Short task>
Write out all of the lines below, exactly and completely.

··· The input ···

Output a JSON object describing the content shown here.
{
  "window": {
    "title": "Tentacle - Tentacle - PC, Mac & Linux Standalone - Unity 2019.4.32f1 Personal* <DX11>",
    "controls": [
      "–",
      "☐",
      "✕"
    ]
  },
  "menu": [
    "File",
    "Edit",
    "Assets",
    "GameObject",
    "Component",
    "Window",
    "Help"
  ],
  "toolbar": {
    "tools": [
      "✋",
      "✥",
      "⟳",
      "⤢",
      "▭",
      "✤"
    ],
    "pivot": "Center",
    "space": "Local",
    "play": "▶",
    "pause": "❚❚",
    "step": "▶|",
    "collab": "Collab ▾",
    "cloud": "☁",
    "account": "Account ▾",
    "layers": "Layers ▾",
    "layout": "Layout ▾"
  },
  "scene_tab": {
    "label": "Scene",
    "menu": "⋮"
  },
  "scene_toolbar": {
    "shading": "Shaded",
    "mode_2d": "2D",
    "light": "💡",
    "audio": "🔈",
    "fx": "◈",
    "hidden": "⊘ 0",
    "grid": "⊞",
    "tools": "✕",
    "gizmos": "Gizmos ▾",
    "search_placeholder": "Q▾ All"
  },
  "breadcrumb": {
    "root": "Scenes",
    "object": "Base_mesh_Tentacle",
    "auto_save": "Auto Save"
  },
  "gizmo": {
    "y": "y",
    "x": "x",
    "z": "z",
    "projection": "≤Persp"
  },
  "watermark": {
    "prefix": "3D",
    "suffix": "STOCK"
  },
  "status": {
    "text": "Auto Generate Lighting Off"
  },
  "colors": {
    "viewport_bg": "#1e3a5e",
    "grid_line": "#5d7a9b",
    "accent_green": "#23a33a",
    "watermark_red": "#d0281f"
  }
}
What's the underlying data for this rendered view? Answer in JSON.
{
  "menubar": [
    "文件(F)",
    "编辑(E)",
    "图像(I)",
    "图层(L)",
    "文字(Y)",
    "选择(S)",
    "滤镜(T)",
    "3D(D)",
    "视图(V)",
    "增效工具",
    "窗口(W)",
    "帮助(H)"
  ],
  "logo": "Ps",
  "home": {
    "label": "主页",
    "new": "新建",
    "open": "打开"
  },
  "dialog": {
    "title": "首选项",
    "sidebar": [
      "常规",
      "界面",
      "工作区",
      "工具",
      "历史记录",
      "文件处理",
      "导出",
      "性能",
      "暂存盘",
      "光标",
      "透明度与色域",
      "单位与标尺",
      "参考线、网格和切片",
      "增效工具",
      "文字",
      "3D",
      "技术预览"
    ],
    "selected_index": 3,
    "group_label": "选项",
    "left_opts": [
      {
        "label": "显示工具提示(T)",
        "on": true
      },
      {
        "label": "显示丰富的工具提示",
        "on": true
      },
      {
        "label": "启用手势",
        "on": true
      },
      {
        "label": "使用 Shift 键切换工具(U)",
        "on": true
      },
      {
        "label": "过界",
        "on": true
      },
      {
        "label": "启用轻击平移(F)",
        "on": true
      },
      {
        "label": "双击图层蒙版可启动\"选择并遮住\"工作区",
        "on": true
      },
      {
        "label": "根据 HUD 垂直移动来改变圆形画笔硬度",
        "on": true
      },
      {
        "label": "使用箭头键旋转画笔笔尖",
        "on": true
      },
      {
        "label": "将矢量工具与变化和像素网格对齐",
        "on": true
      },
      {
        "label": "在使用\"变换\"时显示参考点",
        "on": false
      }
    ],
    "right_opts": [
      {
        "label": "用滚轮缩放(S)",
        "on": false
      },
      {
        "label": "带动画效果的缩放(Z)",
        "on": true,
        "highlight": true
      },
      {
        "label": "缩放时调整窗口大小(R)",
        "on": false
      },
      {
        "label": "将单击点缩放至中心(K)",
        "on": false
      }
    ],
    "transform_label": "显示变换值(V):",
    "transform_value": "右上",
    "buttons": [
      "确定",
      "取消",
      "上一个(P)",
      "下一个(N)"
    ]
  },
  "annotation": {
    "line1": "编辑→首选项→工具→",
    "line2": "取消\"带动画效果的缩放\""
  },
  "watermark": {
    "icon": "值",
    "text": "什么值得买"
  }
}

···

Exercise response>
Output a JSON object describing the content shown here.
{
  "window": {
    "title": "Tentacle - Tentacle - PC, Mac & Linux Standalone - Unity 2019.4.32f1 Personal* <DX11>",
    "controls": [
      "–",
      "☐",
      "✕"
    ]
  },
  "menu": [
    "File",
    "Edit",
    "Assets",
    "GameObject",
    "Component",
    "Window",
    "Help"
  ],
  "toolbar": {
    "tools": [
      "✋",
      "✥",
      "⟳",
      "⤢",
      "▭",
      "✤"
    ],
    "pivot": "Center",
    "space": "Local",
    "play": "▶",
    "pause": "❚❚",
    "step": "▶|",
    "collab": "Collab ▾",
    "cloud": "☁",
    "account": "Account ▾",
    "layers": "Layers ▾",
    "layout": "Layout ▾"
  },
  "scene_tab": {
    "label": "Scene",
    "menu": "⋮"
  },
  "scene_toolbar": {
    "shading": "Shaded",
    "mode_2d": "2D",
    "light": "💡",
    "audio": "🔈",
    "fx": "◈",
    "hidden": "⊘ 0",
    "grid": "⊞",
    "tools": "✕",
    "gizmos": "Gizmos ▾",
    "search_placeholder": "Q▾ All"
  },
  "breadcrumb": {
    "root": "Scenes",
    "object": "Base_mesh_Tentacle",
    "auto_save": "Auto Save"
  },
  "gizmo": {
    "y": "y",
    "x": "x",
    "z": "z",
    "projection": "≤Persp"
  },
  "watermark": {
    "prefix": "3D",
    "suffix": "STOCK"
  },
  "status": {
    "text": "Auto Generate Lighting Off"
  },
  "colors": {
    "viewport_bg": "#1e3a5e",
    "grid_line": "#5d7a9b",
    "accent_green": "#23a33a",
    "watermark_red": "#d0281f"
  }
}
What's the underlying data for this rendered view? Answer in JSON.
{
  "menubar": [
    "文件(F)",
    "编辑(E)",
    "图像(I)",
    "图层(L)",
    "文字(Y)",
    "选择(S)",
    "滤镜(T)",
    "3D(D)",
    "视图(V)",
    "增效工具",
    "窗口(W)",
    "帮助(H)"
  ],
  "logo": "Ps",
  "home": {
    "label": "主页",
    "new": "新建",
    "open": "打开"
  },
  "dialog": {
    "title": "首选项",
    "sidebar": [
      "常规",
      "界面",
      "工作区",
      "工具",
      "历史记录",
      "文件处理",
      "导出",
      "性能",
      "暂存盘",
      "光标",
      "透明度与色域",
      "单位与标尺",
      "参考线、网格和切片",
      "增效工具",
      "文字",
      "3D",
      "技术预览"
    ],
    "selected_index": 3,
    "group_label": "选项",
    "left_opts": [
      {
        "label": "显示工具提示(T)",
        "on": true
      },
      {
        "label": "显示丰富的工具提示",
        "on": true
      },
      {
        "label": "启用手势",
        "on": true
      },
      {
        "label": "使用 Shift 键切换工具(U)",
        "on": true
      },
      {
        "label": "过界",
        "on": true
      },
      {
        "label": "启用轻击平移(F)",
        "on": true
      },
      {
        "label": "双击图层蒙版可启动\"选择并遮住\"工作区",
        "on": true
      },
      {
        "label": "根据 HUD 垂直移动来改变圆形画笔硬度",
        "on": true
      },
      {
        "label": "使用箭头键旋转画笔笔尖",
        "on": true
      },
      {
        "label": "将矢量工具与变化和像素网格对齐",
        "on": true
      },
      {
        "label": "在使用\"变换\"时显示参考点",
        "on": false
      }
    ],
    "right_opts": [
      {
        "label": "用滚轮缩放(S)",
        "on": false
      },
      {
        "label": "带动画效果的缩放(Z)",
        "on": true,
        "highlight": true
      },
      {
        "label": "缩放时调整窗口大小(R)",
        "on": false
      },
      {
        "label": "将单击点缩放至中心(K)",
        "on": false
      }
    ],
    "transform_label": "显示变换值(V):",
    "transform_value": "右上",
    "buttons": [
      "确定",
      "取消",
      "上一个(P)",
      "下一个(N)"
    ]
  },
  "annotation": {
    "line1": "编辑→首选项→工具→",
    "line2": "取消\"带动画效果的缩放\""
  },
  "watermark": {
    "icon": "值",
    "text": "什么值得买"
  }
}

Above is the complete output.